Goal of the exercise:
Scan the data. Collect each line that contains the word "промышленность".

···

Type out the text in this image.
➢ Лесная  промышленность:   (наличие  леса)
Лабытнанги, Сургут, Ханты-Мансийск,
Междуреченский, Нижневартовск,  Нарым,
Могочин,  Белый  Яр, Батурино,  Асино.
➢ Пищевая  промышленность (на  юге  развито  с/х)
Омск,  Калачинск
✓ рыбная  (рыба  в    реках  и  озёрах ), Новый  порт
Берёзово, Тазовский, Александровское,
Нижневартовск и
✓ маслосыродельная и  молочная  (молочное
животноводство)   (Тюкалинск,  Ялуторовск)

···

Response to this task:
➢ Лесная  промышленность:   (наличие  леса)
➢ Пищевая  промышленность (на  юге  развито  с/х)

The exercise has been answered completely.